## SUPPLIED ENTRIES
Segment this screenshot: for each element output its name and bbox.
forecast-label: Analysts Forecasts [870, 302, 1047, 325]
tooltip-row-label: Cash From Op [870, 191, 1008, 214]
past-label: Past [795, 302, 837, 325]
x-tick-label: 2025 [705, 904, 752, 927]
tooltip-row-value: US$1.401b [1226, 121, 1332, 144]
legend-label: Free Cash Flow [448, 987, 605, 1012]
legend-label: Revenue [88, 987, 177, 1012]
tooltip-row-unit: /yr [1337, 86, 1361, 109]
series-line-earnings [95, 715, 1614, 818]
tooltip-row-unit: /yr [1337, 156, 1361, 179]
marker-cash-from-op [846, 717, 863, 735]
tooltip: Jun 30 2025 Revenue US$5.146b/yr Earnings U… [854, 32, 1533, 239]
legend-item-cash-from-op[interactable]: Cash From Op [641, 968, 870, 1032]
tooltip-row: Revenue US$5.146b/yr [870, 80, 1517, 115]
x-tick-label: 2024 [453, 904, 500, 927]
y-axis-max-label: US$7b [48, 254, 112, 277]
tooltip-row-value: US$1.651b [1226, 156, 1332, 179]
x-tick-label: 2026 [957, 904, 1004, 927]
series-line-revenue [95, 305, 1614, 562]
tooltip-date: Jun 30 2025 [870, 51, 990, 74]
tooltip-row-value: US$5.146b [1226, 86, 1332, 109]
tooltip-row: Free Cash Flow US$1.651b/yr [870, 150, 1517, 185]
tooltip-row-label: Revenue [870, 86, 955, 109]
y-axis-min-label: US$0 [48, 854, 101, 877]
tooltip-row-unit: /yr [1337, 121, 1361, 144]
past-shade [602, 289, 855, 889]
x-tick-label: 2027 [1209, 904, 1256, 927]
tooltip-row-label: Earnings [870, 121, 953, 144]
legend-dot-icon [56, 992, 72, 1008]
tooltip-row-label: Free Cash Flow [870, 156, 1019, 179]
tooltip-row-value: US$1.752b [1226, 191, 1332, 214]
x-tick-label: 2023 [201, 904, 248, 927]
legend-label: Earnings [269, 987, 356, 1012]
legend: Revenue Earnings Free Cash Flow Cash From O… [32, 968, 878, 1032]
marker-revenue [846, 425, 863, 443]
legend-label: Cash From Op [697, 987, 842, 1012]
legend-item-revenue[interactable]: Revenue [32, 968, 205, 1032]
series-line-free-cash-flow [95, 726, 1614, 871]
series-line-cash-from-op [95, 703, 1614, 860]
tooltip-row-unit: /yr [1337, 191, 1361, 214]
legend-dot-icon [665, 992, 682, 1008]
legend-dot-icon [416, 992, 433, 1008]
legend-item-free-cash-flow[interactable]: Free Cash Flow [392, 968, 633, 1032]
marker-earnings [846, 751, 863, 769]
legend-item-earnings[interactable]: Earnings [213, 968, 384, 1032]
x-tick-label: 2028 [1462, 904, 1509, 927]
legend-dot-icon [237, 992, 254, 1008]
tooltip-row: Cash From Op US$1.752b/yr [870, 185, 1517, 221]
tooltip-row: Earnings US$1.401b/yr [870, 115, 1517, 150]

## REQUIREMENTS
Arrange each line of the items above into a Markdown table with the columns Row and Item Line, numbering the rows in order and leaving out blank lines.

## THE SOLUTION
| Row | Item Line |
|---|---|
| 1 | Segment this screenshot: for each element output its name and bbox. |
| 2 | forecast-label: Analysts Forecasts [870, 302, 1047, 325] |
| 3 | tooltip-row-label: Cash From Op [870, 191, 1008, 214] |
| 4 | past-label: Past [795, 302, 837, 325] |
| 5 | x-tick-label: 2025 [705, 904, 752, 927] |
| 6 | tooltip-row-value: US$1.401b [1226, 121, 1332, 144] |
| 7 | legend-label: Free Cash Flow [448, 987, 605, 1012] |
| 8 | legend-label: Revenue [88, 987, 177, 1012] |
| 9 | tooltip-row-unit: /yr [1337, 86, 1361, 109] |
| 10 | series-line-earnings [95, 715, 1614, 818] |
| 11 | tooltip-row-unit: /yr [1337, 156, 1361, 179] |
| 12 | marker-cash-from-op [846, 717, 863, 735] |
| 13 | tooltip: Jun 30 2025 Revenue US$5.146b/yr Earnings U… [854, 32, 1533, 239] |
| 14 | legend-item-cash-from-op[interactable]: Cash From Op [641, 968, 870, 1032] |
| 15 | tooltip-row: Revenue US$5.146b/yr [870, 80, 1517, 115] |
| 16 | x-tick-label: 2024 [453, 904, 500, 927] |
| 17 | y-axis-max-label: US$7b [48, 254, 112, 277] |
| 18 | tooltip-row-value: US$1.651b [1226, 156, 1332, 179] |
| 19 | x-tick-label: 2026 [957, 904, 1004, 927] |
| 20 | series-line-revenue [95, 305, 1614, 562] |
| 21 | tooltip-date: Jun 30 2025 [870, 51, 990, 74] |
| 22 | tooltip-row-value: US$5.146b [1226, 86, 1332, 109] |
| 23 | tooltip-row: Free Cash Flow US$1.651b/yr [870, 150, 1517, 185] |
| 24 | tooltip-row-label: Revenue [870, 86, 955, 109] |
| 25 | y-axis-min-label: US$0 [48, 854, 101, 877] |
| 26 | tooltip-row-unit: /yr [1337, 121, 1361, 144] |
| 27 | past-shade [602, 289, 855, 889] |
| 28 | x-tick-label: 2027 [1209, 904, 1256, 927] |
| 29 | tooltip-row-label: Earnings [870, 121, 953, 144] |
| 30 | legend-dot-icon [56, 992, 72, 1008] |
| 31 | tooltip-row-label: Free Cash Flow [870, 156, 1019, 179] |
| 32 | tooltip-row-value: US$1.752b [1226, 191, 1332, 214] |
| 33 | x-tick-label: 2023 [201, 904, 248, 927] |
| 34 | legend-label: Earnings [269, 987, 356, 1012] |
| 35 | legend: Revenue Earnings Free Cash Flow Cash From O… [32, 968, 878, 1032] |
| 36 | marker-revenue [846, 425, 863, 443] |
| 37 | legend-label: Cash From Op [697, 987, 842, 1012] |
| 38 | legend-item-revenue[interactable]: Revenue [32, 968, 205, 1032] |
| 39 | series-line-free-cash-flow [95, 726, 1614, 871] |
| 40 | series-line-cash-from-op [95, 703, 1614, 860] |
| 41 | tooltip-row-unit: /yr [1337, 191, 1361, 214] |
| 42 | legend-dot-icon [665, 992, 682, 1008] |
| 43 | legend-dot-icon [416, 992, 433, 1008] |
| 44 | legend-item-free-cash-flow[interactable]: Free Cash Flow [392, 968, 633, 1032] |
| 45 | marker-earnings [846, 751, 863, 769] |
| 46 | legend-item-earnings[interactable]: Earnings [213, 968, 384, 1032] |
| 47 | x-tick-label: 2028 [1462, 904, 1509, 927] |
| 48 | legend-dot-icon [237, 992, 254, 1008] |
| 49 | tooltip-row: Cash From Op US$1.752b/yr [870, 185, 1517, 221] |
| 50 | tooltip-row: Earnings US$1.401b/yr [870, 115, 1517, 150] |